* _AIM_:
In the records below, find each line containing the word "rights" and copy it.

Stored records:
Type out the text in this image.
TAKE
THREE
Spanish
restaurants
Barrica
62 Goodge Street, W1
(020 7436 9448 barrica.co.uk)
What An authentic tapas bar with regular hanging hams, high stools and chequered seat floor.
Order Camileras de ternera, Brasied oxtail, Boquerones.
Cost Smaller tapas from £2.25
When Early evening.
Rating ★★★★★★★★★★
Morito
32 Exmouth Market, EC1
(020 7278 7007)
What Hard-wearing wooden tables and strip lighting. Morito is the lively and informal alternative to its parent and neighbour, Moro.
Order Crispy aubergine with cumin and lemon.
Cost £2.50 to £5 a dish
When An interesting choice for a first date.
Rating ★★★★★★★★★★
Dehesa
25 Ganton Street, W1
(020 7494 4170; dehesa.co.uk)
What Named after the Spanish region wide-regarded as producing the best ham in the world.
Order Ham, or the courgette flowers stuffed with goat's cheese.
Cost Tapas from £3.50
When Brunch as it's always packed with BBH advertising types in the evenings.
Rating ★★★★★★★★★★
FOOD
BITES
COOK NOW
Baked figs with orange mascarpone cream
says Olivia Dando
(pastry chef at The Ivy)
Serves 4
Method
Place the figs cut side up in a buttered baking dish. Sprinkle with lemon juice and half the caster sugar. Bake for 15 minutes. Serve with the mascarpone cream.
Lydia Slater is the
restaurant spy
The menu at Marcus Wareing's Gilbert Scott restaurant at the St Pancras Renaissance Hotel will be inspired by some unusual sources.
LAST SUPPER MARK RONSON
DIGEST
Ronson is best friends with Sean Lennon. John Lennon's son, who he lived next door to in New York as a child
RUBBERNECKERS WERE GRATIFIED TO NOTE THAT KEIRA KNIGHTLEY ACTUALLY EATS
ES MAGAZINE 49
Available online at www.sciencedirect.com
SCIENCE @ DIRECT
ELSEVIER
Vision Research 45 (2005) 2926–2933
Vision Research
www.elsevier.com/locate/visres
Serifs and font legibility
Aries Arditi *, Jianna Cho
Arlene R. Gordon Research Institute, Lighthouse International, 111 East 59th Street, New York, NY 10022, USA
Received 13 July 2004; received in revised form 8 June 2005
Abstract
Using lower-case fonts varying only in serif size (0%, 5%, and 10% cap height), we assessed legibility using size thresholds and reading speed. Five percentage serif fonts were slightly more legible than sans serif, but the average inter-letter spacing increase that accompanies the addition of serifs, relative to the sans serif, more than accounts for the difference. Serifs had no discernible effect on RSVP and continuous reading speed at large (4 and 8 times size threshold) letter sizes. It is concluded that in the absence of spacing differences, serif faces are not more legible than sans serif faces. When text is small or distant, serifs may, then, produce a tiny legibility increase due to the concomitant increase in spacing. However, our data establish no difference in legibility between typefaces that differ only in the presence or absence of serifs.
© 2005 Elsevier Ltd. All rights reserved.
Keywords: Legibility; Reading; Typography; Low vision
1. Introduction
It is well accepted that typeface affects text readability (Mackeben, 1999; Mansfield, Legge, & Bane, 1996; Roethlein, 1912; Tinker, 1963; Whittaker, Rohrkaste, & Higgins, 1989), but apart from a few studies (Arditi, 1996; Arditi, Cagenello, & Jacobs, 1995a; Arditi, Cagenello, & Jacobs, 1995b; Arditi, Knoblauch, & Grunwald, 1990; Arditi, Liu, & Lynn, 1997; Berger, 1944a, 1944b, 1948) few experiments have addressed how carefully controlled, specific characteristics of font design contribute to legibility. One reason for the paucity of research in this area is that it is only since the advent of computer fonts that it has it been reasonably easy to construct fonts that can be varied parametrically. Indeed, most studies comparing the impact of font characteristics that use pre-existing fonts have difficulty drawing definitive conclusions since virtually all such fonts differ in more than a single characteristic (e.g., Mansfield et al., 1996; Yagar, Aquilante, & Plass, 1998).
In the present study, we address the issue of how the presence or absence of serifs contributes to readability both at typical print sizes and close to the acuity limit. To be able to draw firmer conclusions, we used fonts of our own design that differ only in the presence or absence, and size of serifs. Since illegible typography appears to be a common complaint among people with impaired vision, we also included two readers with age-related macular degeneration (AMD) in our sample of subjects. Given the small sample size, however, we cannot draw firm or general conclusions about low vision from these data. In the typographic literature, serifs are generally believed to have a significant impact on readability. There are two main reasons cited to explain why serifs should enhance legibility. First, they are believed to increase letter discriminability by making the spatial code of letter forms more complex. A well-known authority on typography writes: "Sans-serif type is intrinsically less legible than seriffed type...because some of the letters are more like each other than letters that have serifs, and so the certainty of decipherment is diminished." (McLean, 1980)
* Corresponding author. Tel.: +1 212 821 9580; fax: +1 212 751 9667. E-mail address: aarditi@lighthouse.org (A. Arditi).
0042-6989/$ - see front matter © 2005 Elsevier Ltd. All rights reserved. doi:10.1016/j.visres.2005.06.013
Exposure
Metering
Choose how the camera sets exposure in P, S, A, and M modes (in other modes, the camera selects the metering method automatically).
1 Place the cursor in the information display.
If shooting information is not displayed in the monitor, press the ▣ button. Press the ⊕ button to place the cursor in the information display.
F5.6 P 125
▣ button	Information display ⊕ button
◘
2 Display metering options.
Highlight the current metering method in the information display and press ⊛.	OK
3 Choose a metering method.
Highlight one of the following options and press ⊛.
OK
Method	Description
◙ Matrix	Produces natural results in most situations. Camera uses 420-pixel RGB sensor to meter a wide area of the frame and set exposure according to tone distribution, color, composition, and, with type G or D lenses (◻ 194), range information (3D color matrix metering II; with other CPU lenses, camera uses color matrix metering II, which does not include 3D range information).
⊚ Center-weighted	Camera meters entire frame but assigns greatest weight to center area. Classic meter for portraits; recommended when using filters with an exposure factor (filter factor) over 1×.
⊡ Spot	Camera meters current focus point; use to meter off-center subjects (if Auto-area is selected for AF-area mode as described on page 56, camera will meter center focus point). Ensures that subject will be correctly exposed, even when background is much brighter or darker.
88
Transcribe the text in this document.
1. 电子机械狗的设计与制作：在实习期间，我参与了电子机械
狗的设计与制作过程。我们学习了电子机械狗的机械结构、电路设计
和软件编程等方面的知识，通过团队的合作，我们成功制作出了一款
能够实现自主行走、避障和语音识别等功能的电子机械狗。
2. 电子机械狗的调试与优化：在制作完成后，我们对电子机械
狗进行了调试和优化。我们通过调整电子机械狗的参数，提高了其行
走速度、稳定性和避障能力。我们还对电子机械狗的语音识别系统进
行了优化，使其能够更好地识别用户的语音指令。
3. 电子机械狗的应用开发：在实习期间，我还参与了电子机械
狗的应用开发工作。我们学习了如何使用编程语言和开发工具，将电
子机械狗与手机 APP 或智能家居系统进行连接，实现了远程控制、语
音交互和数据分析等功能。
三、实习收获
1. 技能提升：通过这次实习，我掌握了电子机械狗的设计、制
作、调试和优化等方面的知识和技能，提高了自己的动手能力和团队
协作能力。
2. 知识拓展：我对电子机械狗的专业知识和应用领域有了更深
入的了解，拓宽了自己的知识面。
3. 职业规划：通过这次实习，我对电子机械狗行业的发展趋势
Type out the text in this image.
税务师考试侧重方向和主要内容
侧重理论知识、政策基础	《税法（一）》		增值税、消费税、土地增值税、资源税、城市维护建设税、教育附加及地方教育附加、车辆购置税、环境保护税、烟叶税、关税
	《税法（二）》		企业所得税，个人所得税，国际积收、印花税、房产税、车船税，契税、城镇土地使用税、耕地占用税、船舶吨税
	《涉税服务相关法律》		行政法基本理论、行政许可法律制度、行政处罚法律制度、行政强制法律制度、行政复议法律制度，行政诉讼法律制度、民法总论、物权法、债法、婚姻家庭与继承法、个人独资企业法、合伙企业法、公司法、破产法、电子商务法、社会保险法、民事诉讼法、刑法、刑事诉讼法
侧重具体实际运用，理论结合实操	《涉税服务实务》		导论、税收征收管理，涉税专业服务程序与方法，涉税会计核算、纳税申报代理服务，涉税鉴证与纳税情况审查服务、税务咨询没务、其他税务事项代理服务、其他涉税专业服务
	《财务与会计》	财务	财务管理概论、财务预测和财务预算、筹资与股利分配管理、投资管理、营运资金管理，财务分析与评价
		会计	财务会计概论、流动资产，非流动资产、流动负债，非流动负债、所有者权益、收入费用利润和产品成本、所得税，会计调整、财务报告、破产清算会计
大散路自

* _RESPONSE TO THIS EXERCISE_:
© 2005 Elsevier Ltd. All rights reserved.
0042-6989/$ - see front matter © 2005 Elsevier Ltd. All rights reserved. doi:10.1016/j.visres.2005.06.013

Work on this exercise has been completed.